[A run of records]
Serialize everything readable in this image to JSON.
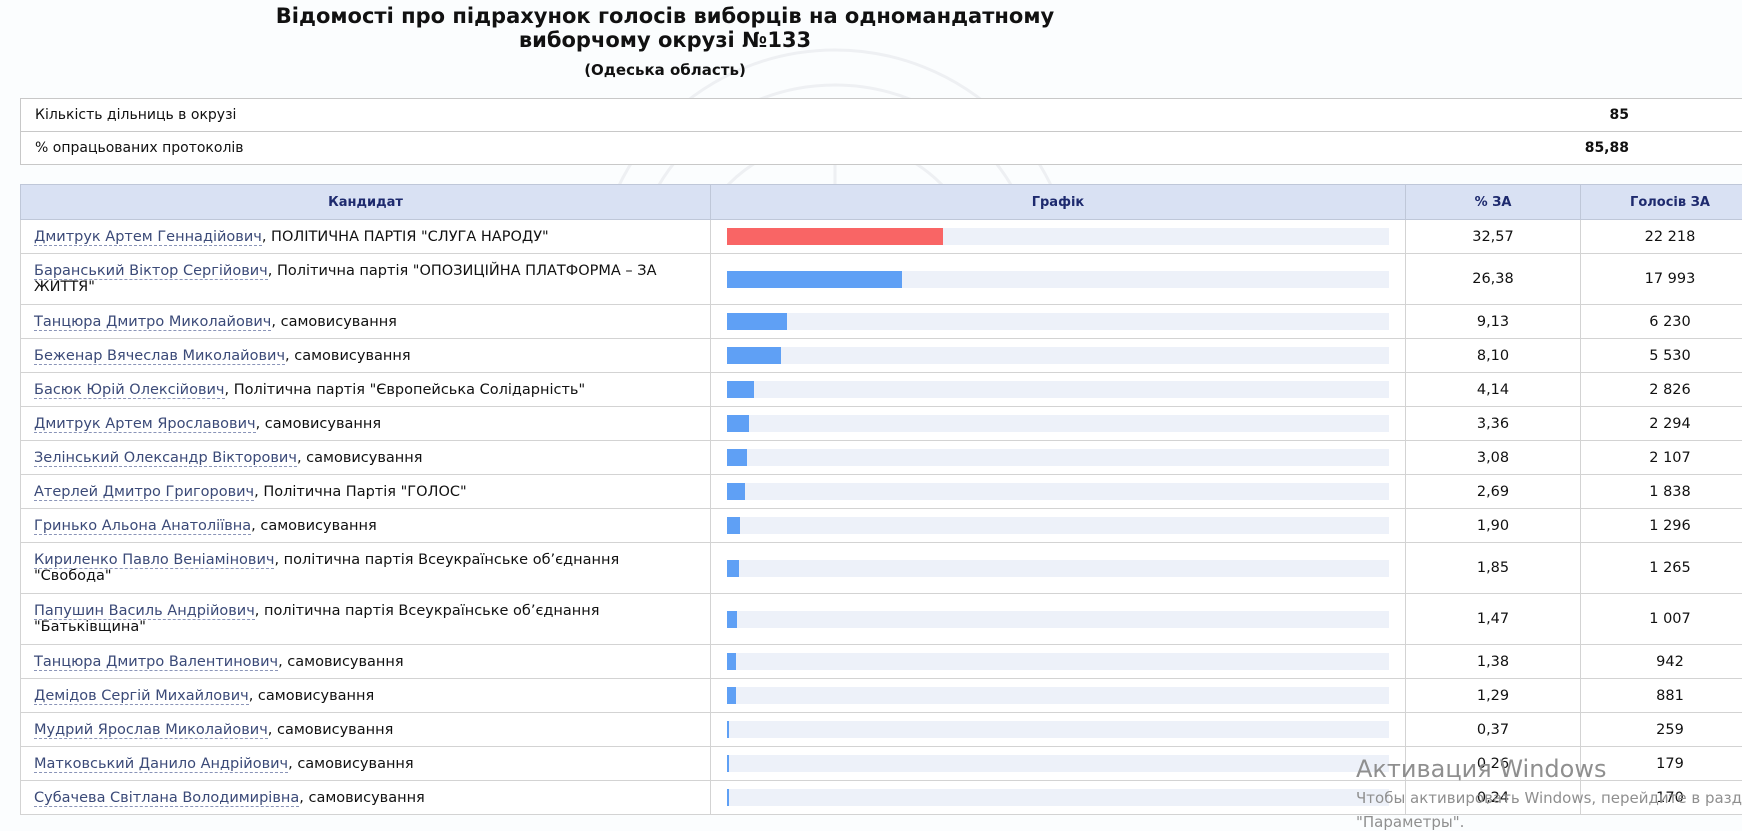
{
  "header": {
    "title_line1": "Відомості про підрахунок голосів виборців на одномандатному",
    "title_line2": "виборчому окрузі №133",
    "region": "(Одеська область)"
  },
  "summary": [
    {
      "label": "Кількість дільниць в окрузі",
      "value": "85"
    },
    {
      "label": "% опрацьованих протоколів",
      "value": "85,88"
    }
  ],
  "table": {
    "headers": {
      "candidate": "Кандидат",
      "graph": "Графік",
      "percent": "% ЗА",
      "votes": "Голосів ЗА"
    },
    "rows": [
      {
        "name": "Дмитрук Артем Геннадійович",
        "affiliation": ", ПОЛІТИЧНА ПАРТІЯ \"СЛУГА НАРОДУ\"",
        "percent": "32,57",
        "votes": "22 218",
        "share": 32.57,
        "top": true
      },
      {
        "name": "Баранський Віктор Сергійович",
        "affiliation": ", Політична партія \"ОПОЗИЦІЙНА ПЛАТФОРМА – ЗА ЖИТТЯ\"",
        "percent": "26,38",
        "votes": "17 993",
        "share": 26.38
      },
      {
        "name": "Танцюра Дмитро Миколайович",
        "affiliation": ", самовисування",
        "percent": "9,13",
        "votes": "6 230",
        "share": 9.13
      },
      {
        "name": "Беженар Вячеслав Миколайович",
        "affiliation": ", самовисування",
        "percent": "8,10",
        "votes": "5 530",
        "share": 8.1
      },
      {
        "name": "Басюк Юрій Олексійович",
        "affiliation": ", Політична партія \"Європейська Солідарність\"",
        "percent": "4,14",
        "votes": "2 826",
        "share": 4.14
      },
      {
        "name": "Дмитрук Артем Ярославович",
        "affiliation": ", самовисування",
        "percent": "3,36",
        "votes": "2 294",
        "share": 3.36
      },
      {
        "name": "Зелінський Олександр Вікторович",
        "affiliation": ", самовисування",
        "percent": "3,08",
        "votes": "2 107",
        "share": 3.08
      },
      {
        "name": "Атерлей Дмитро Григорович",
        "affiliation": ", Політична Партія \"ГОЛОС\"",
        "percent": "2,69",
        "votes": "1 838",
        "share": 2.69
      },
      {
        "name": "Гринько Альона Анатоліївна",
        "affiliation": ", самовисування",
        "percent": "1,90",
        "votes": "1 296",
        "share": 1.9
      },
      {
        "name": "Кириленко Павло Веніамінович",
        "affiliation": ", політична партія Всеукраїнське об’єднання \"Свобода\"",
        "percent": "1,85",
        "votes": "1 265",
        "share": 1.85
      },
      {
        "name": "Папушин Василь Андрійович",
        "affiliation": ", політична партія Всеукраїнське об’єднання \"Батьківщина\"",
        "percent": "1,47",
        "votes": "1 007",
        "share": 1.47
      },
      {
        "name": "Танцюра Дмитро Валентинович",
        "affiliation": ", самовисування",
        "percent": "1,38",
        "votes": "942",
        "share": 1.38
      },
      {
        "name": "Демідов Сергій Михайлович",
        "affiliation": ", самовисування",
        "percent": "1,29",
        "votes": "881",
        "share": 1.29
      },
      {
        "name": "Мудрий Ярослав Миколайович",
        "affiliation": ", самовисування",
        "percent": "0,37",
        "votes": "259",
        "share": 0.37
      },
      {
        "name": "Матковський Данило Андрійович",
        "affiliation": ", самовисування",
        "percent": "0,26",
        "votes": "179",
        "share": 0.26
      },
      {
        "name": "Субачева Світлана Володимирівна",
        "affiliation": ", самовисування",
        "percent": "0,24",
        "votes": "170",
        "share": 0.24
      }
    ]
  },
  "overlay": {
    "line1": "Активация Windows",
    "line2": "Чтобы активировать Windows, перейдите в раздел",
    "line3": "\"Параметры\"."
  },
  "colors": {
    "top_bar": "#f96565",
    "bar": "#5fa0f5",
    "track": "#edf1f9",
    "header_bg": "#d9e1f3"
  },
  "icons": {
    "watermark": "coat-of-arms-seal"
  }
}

==

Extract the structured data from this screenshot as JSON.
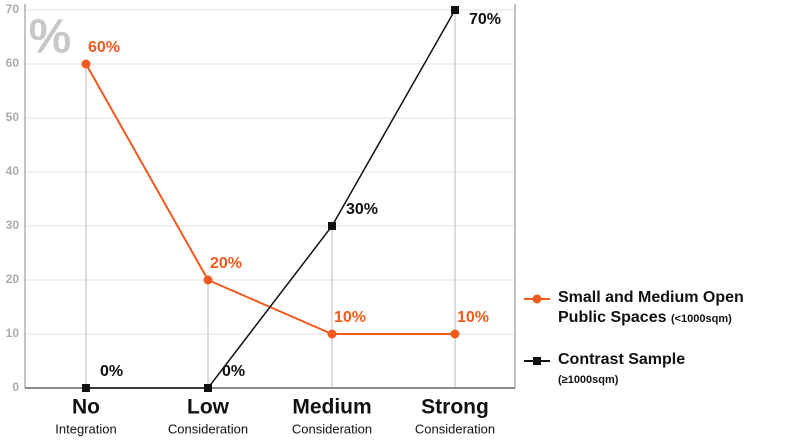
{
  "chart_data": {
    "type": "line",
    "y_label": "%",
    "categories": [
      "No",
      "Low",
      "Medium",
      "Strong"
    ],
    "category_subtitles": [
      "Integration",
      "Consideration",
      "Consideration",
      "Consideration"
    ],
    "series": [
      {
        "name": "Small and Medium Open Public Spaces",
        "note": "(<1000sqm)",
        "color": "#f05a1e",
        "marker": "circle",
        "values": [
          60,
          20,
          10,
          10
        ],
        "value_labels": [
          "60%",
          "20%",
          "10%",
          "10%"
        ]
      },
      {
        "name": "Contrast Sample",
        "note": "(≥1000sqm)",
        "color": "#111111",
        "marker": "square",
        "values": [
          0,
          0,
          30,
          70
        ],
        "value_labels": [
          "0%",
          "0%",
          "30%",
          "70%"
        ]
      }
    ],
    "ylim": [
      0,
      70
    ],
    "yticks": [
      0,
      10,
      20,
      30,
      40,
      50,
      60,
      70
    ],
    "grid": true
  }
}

---

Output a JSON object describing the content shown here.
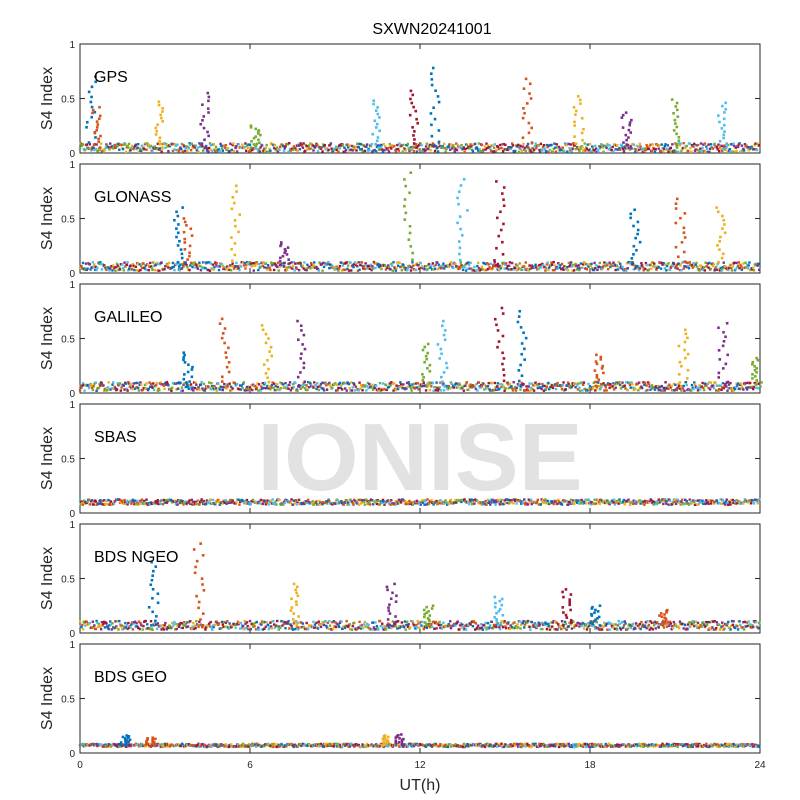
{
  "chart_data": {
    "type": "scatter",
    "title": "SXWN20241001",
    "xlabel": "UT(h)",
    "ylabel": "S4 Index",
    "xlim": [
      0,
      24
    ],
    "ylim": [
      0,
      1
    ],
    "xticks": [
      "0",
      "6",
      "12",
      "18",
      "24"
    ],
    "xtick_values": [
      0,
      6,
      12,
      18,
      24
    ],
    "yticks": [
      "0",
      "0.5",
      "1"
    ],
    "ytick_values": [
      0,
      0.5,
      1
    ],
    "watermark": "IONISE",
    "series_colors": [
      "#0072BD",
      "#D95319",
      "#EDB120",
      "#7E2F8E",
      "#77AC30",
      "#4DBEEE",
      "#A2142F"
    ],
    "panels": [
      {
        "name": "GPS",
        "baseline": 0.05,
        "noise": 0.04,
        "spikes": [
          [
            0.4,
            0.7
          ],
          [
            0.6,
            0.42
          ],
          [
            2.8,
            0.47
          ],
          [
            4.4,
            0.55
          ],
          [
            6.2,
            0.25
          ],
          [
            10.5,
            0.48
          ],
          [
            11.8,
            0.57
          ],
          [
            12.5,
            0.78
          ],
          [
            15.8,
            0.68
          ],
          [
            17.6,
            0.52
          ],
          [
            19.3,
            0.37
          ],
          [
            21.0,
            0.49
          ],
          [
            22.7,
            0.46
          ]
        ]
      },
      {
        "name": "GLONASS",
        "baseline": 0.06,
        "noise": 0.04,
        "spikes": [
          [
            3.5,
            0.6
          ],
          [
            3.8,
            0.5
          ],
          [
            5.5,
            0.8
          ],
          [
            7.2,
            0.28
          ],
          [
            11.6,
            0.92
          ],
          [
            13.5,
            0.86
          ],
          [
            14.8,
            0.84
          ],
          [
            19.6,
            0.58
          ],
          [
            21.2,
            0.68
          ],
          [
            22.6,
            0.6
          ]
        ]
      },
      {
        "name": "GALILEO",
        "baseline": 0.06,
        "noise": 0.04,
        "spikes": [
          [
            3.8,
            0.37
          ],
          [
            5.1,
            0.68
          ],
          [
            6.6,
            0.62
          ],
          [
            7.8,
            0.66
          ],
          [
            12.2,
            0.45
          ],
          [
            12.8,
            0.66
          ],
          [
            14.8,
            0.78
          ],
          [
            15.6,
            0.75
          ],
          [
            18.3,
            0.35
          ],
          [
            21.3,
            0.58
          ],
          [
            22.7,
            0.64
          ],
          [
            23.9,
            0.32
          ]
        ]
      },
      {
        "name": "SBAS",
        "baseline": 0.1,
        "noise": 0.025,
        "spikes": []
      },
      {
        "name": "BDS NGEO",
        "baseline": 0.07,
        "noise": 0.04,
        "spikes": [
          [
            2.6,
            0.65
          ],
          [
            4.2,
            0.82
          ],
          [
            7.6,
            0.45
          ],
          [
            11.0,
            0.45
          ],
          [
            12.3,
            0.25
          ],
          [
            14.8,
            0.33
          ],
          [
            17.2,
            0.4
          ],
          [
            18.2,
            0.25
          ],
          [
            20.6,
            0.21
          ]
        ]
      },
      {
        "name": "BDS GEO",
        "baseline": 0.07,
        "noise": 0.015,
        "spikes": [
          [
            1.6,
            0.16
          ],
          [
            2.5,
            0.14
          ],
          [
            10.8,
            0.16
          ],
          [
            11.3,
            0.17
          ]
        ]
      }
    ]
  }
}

#### [Required work]
Show every line in the records above that contains the word "окрузі".

#### [The response]
    "title_line2": "виборчому окрузі №133",
      "label": "Кількість дільниць в окрузі",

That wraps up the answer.